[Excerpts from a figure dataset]
---

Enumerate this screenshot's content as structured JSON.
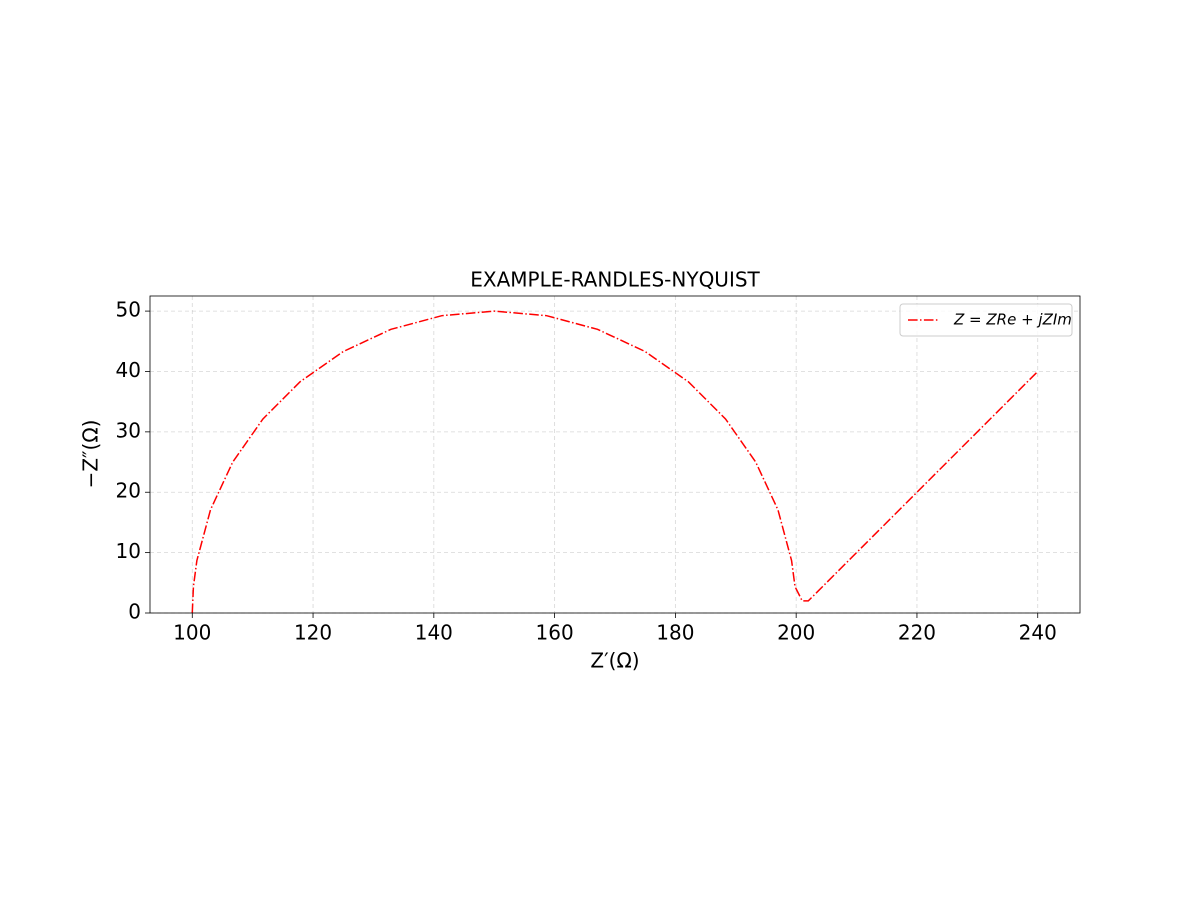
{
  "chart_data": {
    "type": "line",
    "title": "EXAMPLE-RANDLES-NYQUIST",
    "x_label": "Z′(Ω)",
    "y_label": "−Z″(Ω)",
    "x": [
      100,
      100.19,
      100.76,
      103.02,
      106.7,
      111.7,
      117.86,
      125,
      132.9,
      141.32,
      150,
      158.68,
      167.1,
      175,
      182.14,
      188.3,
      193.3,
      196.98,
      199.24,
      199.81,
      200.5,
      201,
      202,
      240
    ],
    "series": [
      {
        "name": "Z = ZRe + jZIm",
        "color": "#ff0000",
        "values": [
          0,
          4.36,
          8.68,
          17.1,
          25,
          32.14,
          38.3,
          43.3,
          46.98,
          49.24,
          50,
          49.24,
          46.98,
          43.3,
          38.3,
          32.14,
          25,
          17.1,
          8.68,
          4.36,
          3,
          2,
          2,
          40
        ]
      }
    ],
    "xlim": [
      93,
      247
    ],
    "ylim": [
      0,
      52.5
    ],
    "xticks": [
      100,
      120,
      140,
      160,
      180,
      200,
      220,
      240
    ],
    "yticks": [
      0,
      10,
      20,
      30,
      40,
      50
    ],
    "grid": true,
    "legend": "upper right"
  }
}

---

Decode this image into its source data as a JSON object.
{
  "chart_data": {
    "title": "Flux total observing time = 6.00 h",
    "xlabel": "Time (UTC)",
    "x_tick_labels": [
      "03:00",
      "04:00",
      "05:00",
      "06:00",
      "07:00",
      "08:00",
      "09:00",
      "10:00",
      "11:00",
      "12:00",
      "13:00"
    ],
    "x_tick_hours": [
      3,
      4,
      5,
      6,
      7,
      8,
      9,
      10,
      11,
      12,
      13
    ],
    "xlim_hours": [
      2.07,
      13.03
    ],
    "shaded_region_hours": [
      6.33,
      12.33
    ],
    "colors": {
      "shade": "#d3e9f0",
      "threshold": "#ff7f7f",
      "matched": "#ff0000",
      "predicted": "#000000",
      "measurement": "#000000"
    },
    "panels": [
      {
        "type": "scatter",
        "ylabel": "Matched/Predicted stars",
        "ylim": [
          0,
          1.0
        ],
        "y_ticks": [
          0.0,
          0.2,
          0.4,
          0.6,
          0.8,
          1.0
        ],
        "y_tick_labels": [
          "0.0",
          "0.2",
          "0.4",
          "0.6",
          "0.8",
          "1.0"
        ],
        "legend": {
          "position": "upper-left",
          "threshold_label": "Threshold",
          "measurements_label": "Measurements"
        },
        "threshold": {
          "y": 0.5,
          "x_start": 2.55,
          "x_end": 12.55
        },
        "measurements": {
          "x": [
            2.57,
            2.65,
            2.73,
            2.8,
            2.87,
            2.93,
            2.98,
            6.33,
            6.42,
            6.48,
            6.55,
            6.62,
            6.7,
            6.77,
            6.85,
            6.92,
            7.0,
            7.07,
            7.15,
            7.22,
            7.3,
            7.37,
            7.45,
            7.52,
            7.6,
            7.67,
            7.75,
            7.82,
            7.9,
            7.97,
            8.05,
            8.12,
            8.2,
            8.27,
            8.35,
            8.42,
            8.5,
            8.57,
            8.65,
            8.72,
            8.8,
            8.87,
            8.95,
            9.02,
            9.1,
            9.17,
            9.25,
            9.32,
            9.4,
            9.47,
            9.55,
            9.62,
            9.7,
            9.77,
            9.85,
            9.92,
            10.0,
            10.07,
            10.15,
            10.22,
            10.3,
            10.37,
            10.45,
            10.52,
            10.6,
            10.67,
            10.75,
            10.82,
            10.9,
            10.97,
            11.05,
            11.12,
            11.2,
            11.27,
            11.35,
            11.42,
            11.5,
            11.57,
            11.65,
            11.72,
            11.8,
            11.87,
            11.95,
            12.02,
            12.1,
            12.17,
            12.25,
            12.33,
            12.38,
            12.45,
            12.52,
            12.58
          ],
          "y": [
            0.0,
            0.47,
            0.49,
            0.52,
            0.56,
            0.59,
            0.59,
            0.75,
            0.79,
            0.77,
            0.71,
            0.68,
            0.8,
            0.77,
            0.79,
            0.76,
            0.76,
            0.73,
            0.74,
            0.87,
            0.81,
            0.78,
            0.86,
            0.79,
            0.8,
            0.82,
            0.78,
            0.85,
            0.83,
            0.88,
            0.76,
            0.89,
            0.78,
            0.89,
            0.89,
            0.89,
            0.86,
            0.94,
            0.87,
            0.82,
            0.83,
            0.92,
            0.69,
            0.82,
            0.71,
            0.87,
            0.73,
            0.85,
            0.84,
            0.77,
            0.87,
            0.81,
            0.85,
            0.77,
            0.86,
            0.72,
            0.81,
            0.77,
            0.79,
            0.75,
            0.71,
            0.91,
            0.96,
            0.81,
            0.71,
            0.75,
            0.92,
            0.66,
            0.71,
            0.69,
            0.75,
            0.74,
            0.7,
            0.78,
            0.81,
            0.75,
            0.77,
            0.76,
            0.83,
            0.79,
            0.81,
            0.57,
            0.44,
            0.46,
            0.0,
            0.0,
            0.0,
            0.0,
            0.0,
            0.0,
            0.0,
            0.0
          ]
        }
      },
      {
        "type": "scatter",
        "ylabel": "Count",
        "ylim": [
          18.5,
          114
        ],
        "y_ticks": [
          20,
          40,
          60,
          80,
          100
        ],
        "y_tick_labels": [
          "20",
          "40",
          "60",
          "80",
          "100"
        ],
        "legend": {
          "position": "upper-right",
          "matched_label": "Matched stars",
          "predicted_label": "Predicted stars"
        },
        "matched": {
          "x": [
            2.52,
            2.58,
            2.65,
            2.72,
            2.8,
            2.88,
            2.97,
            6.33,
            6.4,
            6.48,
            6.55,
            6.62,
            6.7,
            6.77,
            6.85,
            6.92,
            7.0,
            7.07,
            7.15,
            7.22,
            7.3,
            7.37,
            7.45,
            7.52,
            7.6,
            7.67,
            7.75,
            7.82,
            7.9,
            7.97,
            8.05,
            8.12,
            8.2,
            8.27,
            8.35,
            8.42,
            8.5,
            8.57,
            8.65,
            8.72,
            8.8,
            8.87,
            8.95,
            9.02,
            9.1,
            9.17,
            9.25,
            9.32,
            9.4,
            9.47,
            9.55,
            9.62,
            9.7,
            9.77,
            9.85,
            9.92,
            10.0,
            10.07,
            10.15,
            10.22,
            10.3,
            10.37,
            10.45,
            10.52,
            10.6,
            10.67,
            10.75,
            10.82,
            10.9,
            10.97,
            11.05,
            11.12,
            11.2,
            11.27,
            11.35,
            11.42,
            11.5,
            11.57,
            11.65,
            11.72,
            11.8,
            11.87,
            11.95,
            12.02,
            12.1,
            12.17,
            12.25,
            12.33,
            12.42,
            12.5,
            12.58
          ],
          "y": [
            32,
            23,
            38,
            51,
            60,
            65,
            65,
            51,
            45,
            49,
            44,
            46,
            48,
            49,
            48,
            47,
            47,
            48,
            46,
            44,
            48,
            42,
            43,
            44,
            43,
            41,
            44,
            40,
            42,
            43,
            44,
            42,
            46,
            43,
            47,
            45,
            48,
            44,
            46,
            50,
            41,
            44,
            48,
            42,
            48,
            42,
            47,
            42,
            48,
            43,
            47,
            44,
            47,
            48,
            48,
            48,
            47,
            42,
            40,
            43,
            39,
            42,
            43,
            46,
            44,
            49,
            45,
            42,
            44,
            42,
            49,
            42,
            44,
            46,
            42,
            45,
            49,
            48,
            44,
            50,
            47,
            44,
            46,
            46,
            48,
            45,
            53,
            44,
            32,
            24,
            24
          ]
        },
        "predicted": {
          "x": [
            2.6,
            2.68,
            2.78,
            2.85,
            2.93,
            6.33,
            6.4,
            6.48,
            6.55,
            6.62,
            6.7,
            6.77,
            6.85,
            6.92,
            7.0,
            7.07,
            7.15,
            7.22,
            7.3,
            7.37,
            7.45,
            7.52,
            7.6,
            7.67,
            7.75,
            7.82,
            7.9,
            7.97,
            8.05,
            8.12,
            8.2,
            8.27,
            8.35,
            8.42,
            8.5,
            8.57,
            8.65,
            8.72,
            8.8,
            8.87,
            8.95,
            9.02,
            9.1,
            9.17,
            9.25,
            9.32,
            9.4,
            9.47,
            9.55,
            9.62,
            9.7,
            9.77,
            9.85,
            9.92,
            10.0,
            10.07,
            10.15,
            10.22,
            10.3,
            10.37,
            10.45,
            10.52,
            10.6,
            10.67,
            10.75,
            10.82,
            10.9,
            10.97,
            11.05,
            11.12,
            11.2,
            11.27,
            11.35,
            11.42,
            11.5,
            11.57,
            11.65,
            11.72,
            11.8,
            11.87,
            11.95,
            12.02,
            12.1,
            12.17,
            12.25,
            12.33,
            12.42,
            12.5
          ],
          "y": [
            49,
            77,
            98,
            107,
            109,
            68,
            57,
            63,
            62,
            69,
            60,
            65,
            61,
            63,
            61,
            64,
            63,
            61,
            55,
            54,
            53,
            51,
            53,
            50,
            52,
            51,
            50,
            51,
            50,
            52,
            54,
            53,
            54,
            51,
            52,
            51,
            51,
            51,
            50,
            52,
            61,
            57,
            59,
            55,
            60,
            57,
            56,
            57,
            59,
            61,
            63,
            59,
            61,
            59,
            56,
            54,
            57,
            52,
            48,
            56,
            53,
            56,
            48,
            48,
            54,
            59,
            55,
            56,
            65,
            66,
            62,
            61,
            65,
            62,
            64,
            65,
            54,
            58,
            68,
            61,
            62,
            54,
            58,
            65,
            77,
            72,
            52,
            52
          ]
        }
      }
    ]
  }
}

---

GOAL -
Using the material above, gather every line that includes "upper".

RESULT OF THIS EXERCISE -
    "legend": "upper right"
          "position": "upper-left",
          "position": "upper-right",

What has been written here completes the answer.